What is needed: Without including any pictures, copy each entry below exactly.

_____

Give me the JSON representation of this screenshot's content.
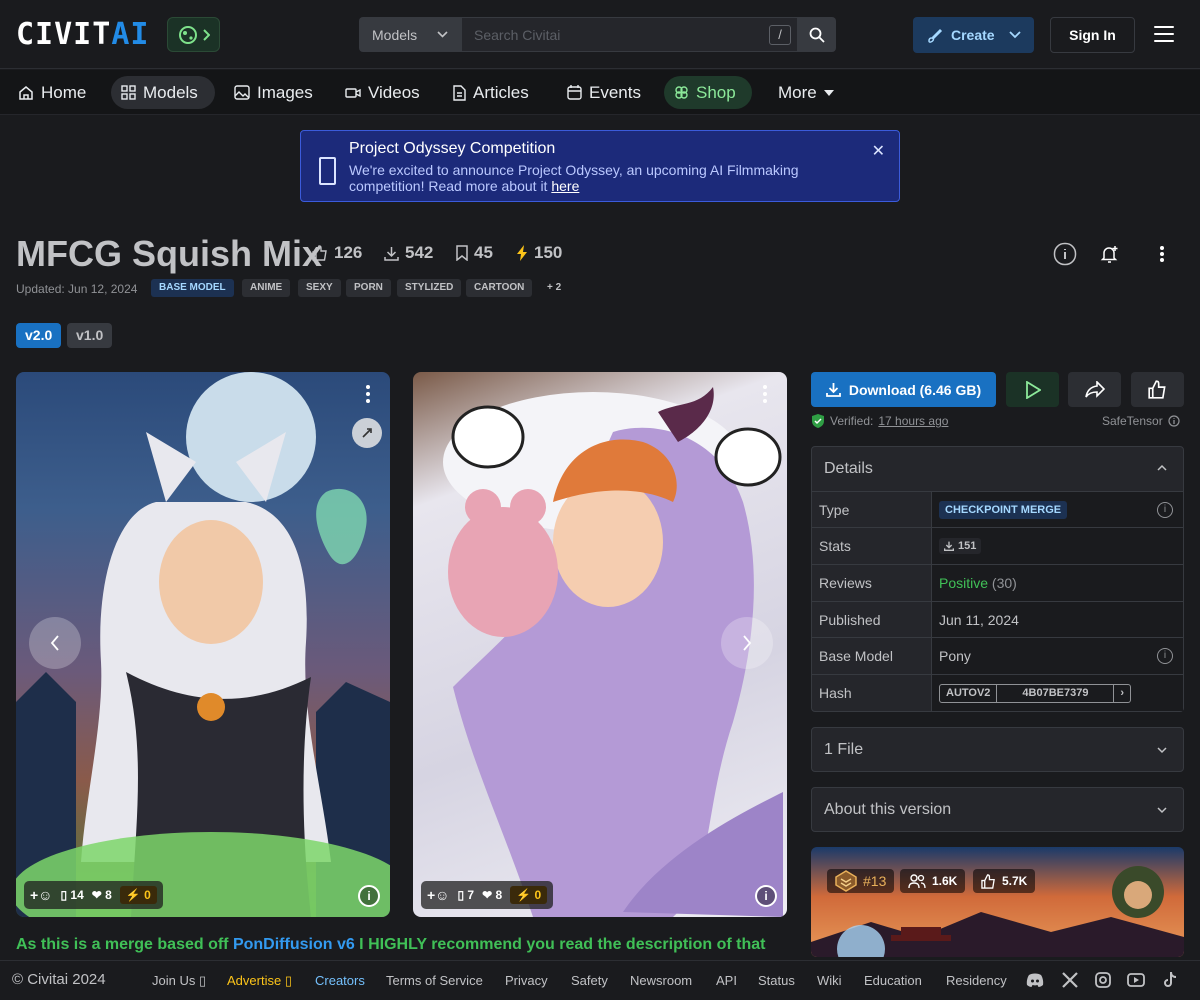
{
  "header": {
    "logo": {
      "left": "CIVIT",
      "right": "AI"
    },
    "search_type": "Models",
    "search_placeholder": "Search Civitai",
    "search_shortcut": "/",
    "create_label": "Create",
    "signin_label": "Sign In"
  },
  "nav": {
    "items": [
      {
        "label": "Home",
        "icon": "home-icon"
      },
      {
        "label": "Models",
        "icon": "grid-icon"
      },
      {
        "label": "Images",
        "icon": "photo-icon"
      },
      {
        "label": "Videos",
        "icon": "video-icon"
      },
      {
        "label": "Articles",
        "icon": "file-text-icon"
      },
      {
        "label": "Events",
        "icon": "calendar-icon"
      },
      {
        "label": "Shop",
        "icon": "clover-icon"
      },
      {
        "label": "More",
        "icon": "caret-down-icon"
      }
    ],
    "active": "Models"
  },
  "banner": {
    "title": "Project Odyssey Competition",
    "text": "We're excited to announce Project Odyssey, an upcoming AI Filmmaking competition! Read more about it",
    "link": "here"
  },
  "model": {
    "title": "MFCG Squish Mix",
    "stats": {
      "likes": "126",
      "downloads": "542",
      "bookmarks": "45",
      "buzz": "150"
    },
    "updated": "Updated: Jun 12, 2024",
    "base_tag": "BASE MODEL",
    "tags": [
      "ANIME",
      "SEXY",
      "PORN",
      "STYLIZED",
      "CARTOON",
      "+ 2"
    ],
    "versions": [
      "v2.0",
      "v1.0"
    ],
    "active_version": "v2.0"
  },
  "gallery": [
    {
      "comments": "14",
      "hearts": "8",
      "buzz": "0"
    },
    {
      "comments": "7",
      "hearts": "8",
      "buzz": "0"
    }
  ],
  "sidebar": {
    "download_label": "Download (6.46 GB)",
    "verified_label": "Verified:",
    "verified_time": "17 hours ago",
    "format": "SafeTensor",
    "details_title": "Details",
    "details": {
      "type_key": "Type",
      "type_value": "CHECKPOINT MERGE",
      "stats_key": "Stats",
      "stats_value": "151",
      "reviews_key": "Reviews",
      "reviews_value": "Positive",
      "reviews_count": "(30)",
      "published_key": "Published",
      "published_value": "Jun 11, 2024",
      "base_key": "Base Model",
      "base_value": "Pony",
      "hash_key": "Hash",
      "hash_type": "AUTOV2",
      "hash_value": "4B07BE7379"
    },
    "files_title": "1 File",
    "about_title": "About this version",
    "creator": {
      "rank": "#13",
      "followers": "1.6K",
      "likes": "5.7K"
    }
  },
  "description": {
    "pre": "As this is a merge based off ",
    "link": "PonDiffusion v6",
    "post": " I HIGHLY recommend you read the description of that"
  },
  "footer": {
    "copyright": "© Civitai 2024",
    "links": [
      "Join Us",
      "Advertise",
      "Creators",
      "Terms of Service",
      "Privacy",
      "Safety",
      "Newsroom",
      "API",
      "Status",
      "Wiki",
      "Education",
      "Residency"
    ]
  },
  "colors": {
    "accent": "#228be6",
    "download": "#1971c2",
    "positive": "#40c057",
    "advertise": "#fcc419"
  }
}
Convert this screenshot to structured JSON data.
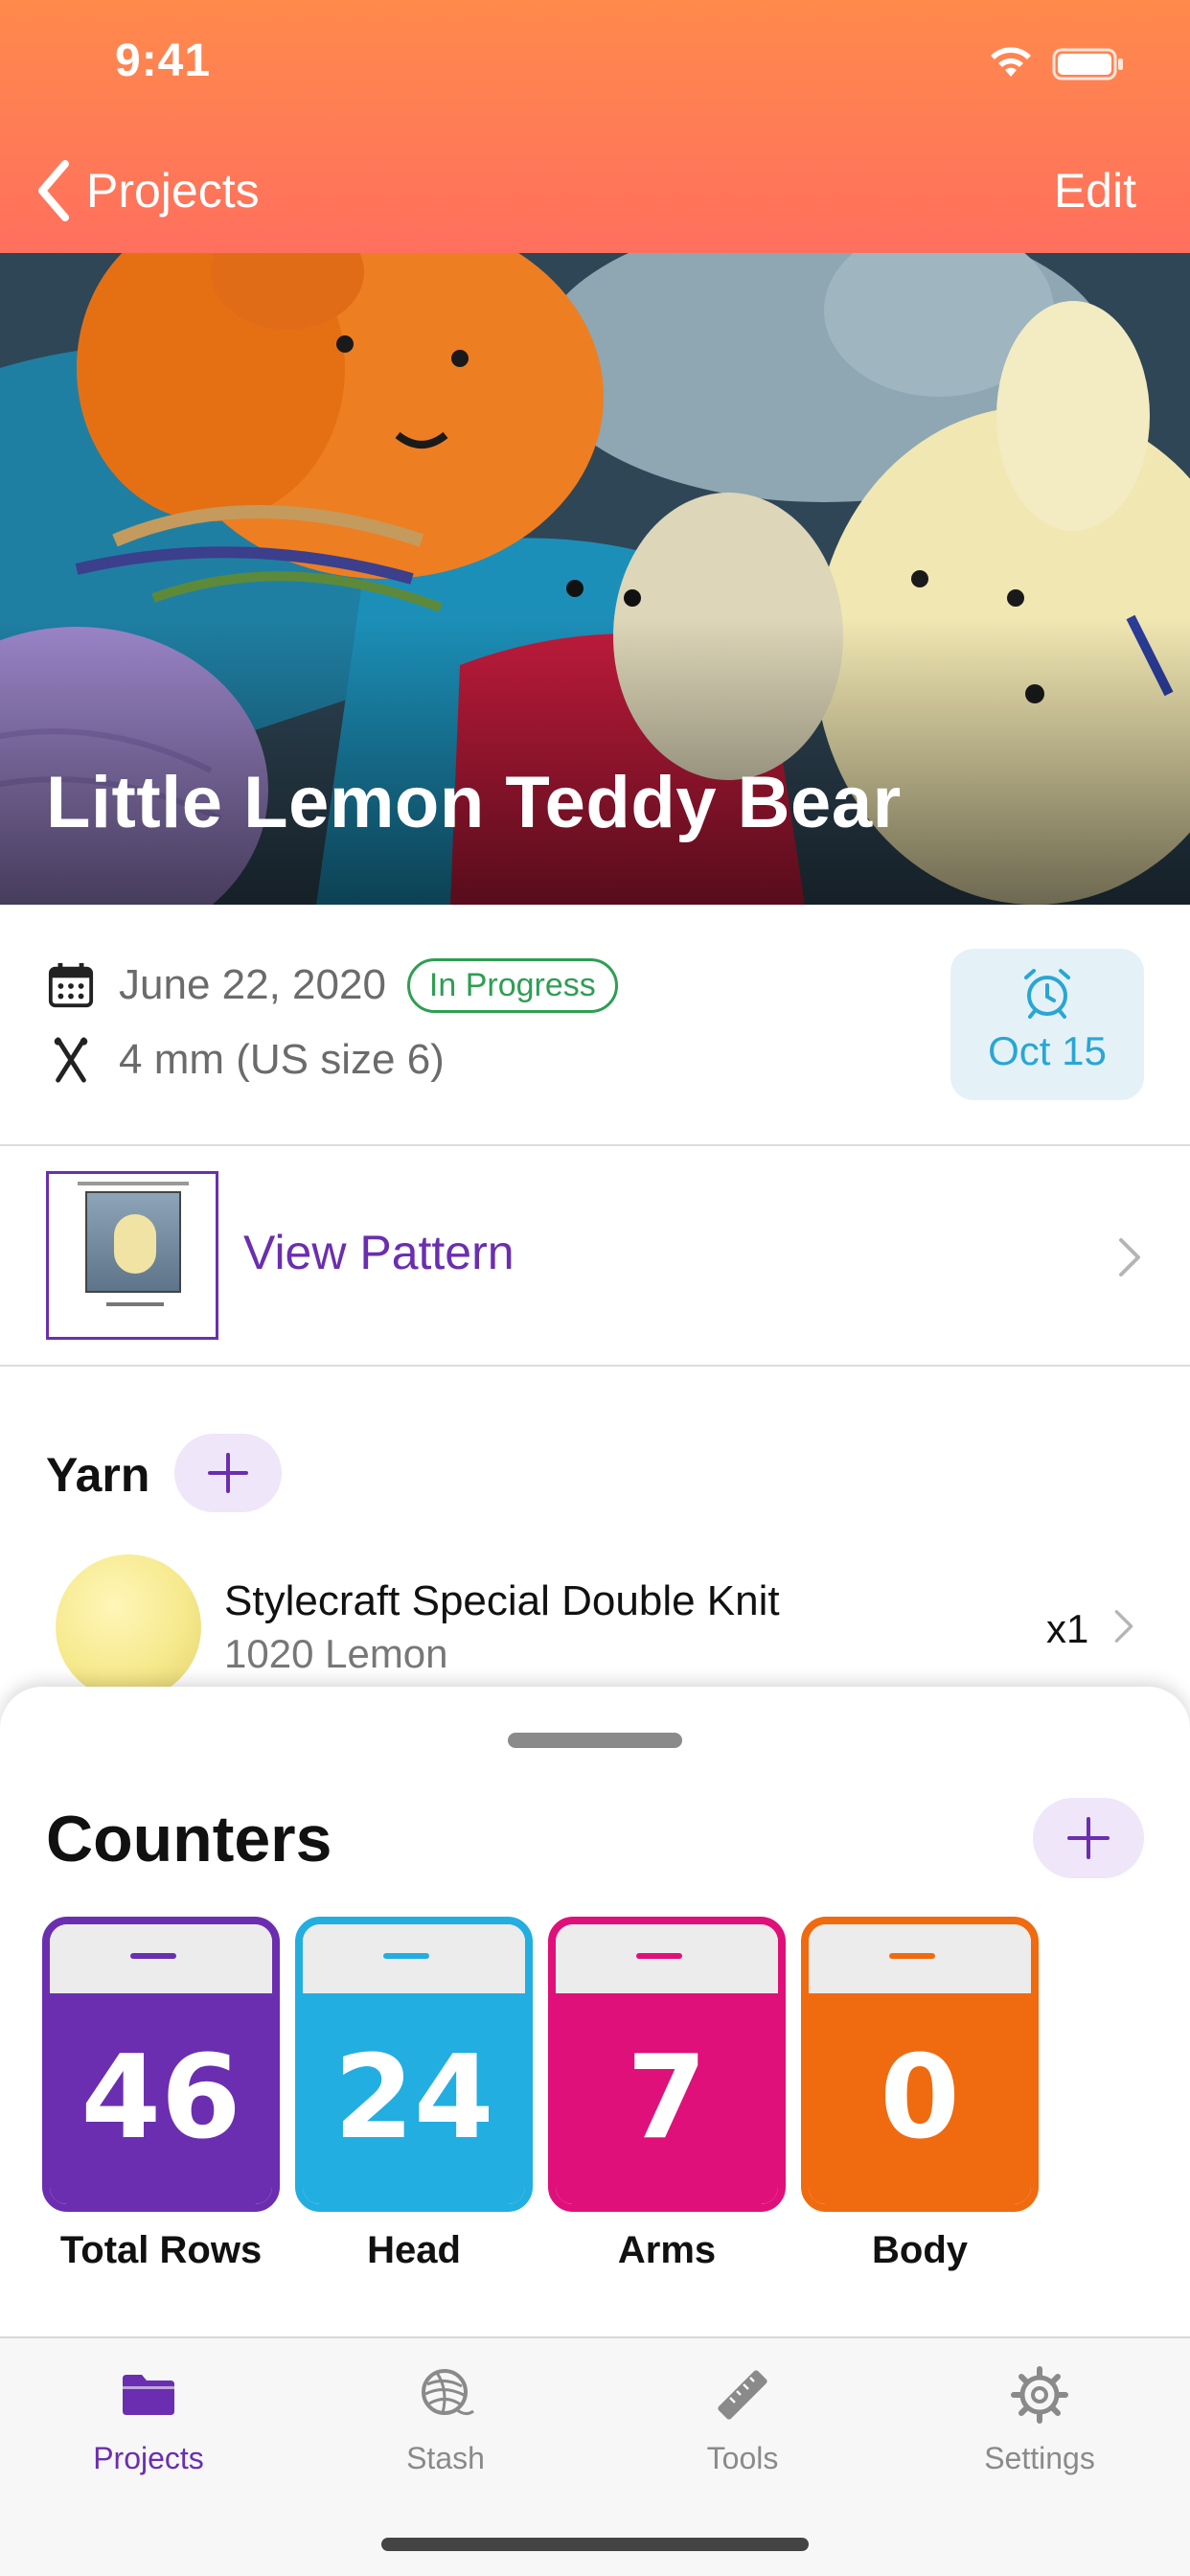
{
  "status_bar": {
    "time": "9:41",
    "wifi_icon": "wifi-icon",
    "battery_icon": "battery-icon"
  },
  "nav": {
    "back_label": "Projects",
    "edit_label": "Edit",
    "gradient_top": "#ff8a4c",
    "gradient_bottom": "#ff6f5e"
  },
  "hero": {
    "title": "Little Lemon Teddy Bear"
  },
  "project_info": {
    "date": "June 22, 2020",
    "status": "In Progress",
    "status_color": "#2e9e53",
    "needle_size": "4 mm (US size 6)",
    "reminder_date": "Oct 15",
    "reminder_color": "#29a6d4"
  },
  "pattern": {
    "label": "View Pattern",
    "accent": "#6b2eb0"
  },
  "yarn": {
    "heading": "Yarn",
    "items": [
      {
        "name": "Stylecraft Special Double Knit",
        "color_name": "1020 Lemon",
        "quantity": "x1"
      }
    ]
  },
  "counters": {
    "title": "Counters",
    "items": [
      {
        "label": "Total Rows",
        "value": "46",
        "color": "#6b2eb0"
      },
      {
        "label": "Head",
        "value": "24",
        "color": "#22aee0"
      },
      {
        "label": "Arms",
        "value": "7",
        "color": "#e0107a"
      },
      {
        "label": "Body",
        "value": "0",
        "color": "#f06a10"
      }
    ]
  },
  "tabs": [
    {
      "label": "Projects",
      "icon": "folder-icon",
      "active": true
    },
    {
      "label": "Stash",
      "icon": "yarn-ball-icon",
      "active": false
    },
    {
      "label": "Tools",
      "icon": "ruler-icon",
      "active": false
    },
    {
      "label": "Settings",
      "icon": "gear-icon",
      "active": false
    }
  ]
}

_____

Expected answer:
Give me the JSON representation of this screenshot's content.
{
  "header": {
    "logo": {
      "left": "CIVIT",
      "right": "AI"
    },
    "search_type": "Models",
    "search_placeholder": "Search Civitai",
    "search_shortcut": "/",
    "create_label": "Create",
    "signin_label": "Sign In"
  },
  "nav": {
    "items": [
      {
        "label": "Home",
        "icon": "home-icon"
      },
      {
        "label": "Models",
        "icon": "grid-icon"
      },
      {
        "label": "Images",
        "icon": "photo-icon"
      },
      {
        "label": "Videos",
        "icon": "video-icon"
      },
      {
        "label": "Articles",
        "icon": "file-text-icon"
      },
      {
        "label": "Events",
        "icon": "calendar-icon"
      },
      {
        "label": "Shop",
        "icon": "clover-icon"
      },
      {
        "label": "More",
        "icon": "caret-down-icon"
      }
    ],
    "active": "Models"
  },
  "banner": {
    "title": "Project Odyssey Competition",
    "text": "We're excited to announce Project Odyssey, an upcoming AI Filmmaking competition! Read more about it",
    "link": "here"
  },
  "model": {
    "title": "MFCG Squish Mix",
    "stats": {
      "likes": "126",
      "downloads": "542",
      "bookmarks": "45",
      "buzz": "150"
    },
    "updated": "Updated: Jun 12, 2024",
    "base_tag": "BASE MODEL",
    "tags": [
      "ANIME",
      "SEXY",
      "PORN",
      "STYLIZED",
      "CARTOON",
      "+ 2"
    ],
    "versions": [
      "v2.0",
      "v1.0"
    ],
    "active_version": "v2.0"
  },
  "gallery": [
    {
      "comments": "14",
      "hearts": "8",
      "buzz": "0"
    },
    {
      "comments": "7",
      "hearts": "8",
      "buzz": "0"
    }
  ],
  "sidebar": {
    "download_label": "Download (6.46 GB)",
    "verified_label": "Verified:",
    "verified_time": "17 hours ago",
    "format": "SafeTensor",
    "details_title": "Details",
    "details": {
      "type_key": "Type",
      "type_value": "CHECKPOINT MERGE",
      "stats_key": "Stats",
      "stats_value": "151",
      "reviews_key": "Reviews",
      "reviews_value": "Positive",
      "reviews_count": "(30)",
      "published_key": "Published",
      "published_value": "Jun 11, 2024",
      "base_key": "Base Model",
      "base_value": "Pony",
      "hash_key": "Hash",
      "hash_type": "AUTOV2",
      "hash_value": "4B07BE7379"
    },
    "files_title": "1 File",
    "about_title": "About this version",
    "creator": {
      "rank": "#13",
      "followers": "1.6K",
      "likes": "5.7K"
    }
  },
  "description": {
    "pre": "As this is a merge based off ",
    "link": "PonDiffusion v6",
    "post": " I HIGHLY recommend you read the description of that"
  },
  "footer": {
    "copyright": "© Civitai 2024",
    "links": [
      "Join Us",
      "Advertise",
      "Creators",
      "Terms of Service",
      "Privacy",
      "Safety",
      "Newsroom",
      "API",
      "Status",
      "Wiki",
      "Education",
      "Residency"
    ]
  },
  "colors": {
    "accent": "#228be6",
    "download": "#1971c2",
    "positive": "#40c057",
    "advertise": "#fcc419"
  }
}
Convert this screenshot to structured JSON data.
{
  "status_bar": {
    "time": "9:41",
    "wifi_icon": "wifi-icon",
    "battery_icon": "battery-icon"
  },
  "nav": {
    "back_label": "Projects",
    "edit_label": "Edit",
    "gradient_top": "#ff8a4c",
    "gradient_bottom": "#ff6f5e"
  },
  "hero": {
    "title": "Little Lemon Teddy Bear"
  },
  "project_info": {
    "date": "June 22, 2020",
    "status": "In Progress",
    "status_color": "#2e9e53",
    "needle_size": "4 mm (US size 6)",
    "reminder_date": "Oct 15",
    "reminder_color": "#29a6d4"
  },
  "pattern": {
    "label": "View Pattern",
    "accent": "#6b2eb0"
  },
  "yarn": {
    "heading": "Yarn",
    "items": [
      {
        "name": "Stylecraft Special Double Knit",
        "color_name": "1020 Lemon",
        "quantity": "x1"
      }
    ]
  },
  "counters": {
    "title": "Counters",
    "items": [
      {
        "label": "Total Rows",
        "value": "46",
        "color": "#6b2eb0"
      },
      {
        "label": "Head",
        "value": "24",
        "color": "#22aee0"
      },
      {
        "label": "Arms",
        "value": "7",
        "color": "#e0107a"
      },
      {
        "label": "Body",
        "value": "0",
        "color": "#f06a10"
      }
    ]
  },
  "tabs": [
    {
      "label": "Projects",
      "icon": "folder-icon",
      "active": true
    },
    {
      "label": "Stash",
      "icon": "yarn-ball-icon",
      "active": false
    },
    {
      "label": "Tools",
      "icon": "ruler-icon",
      "active": false
    },
    {
      "label": "Settings",
      "icon": "gear-icon",
      "active": false
    }
  ]
}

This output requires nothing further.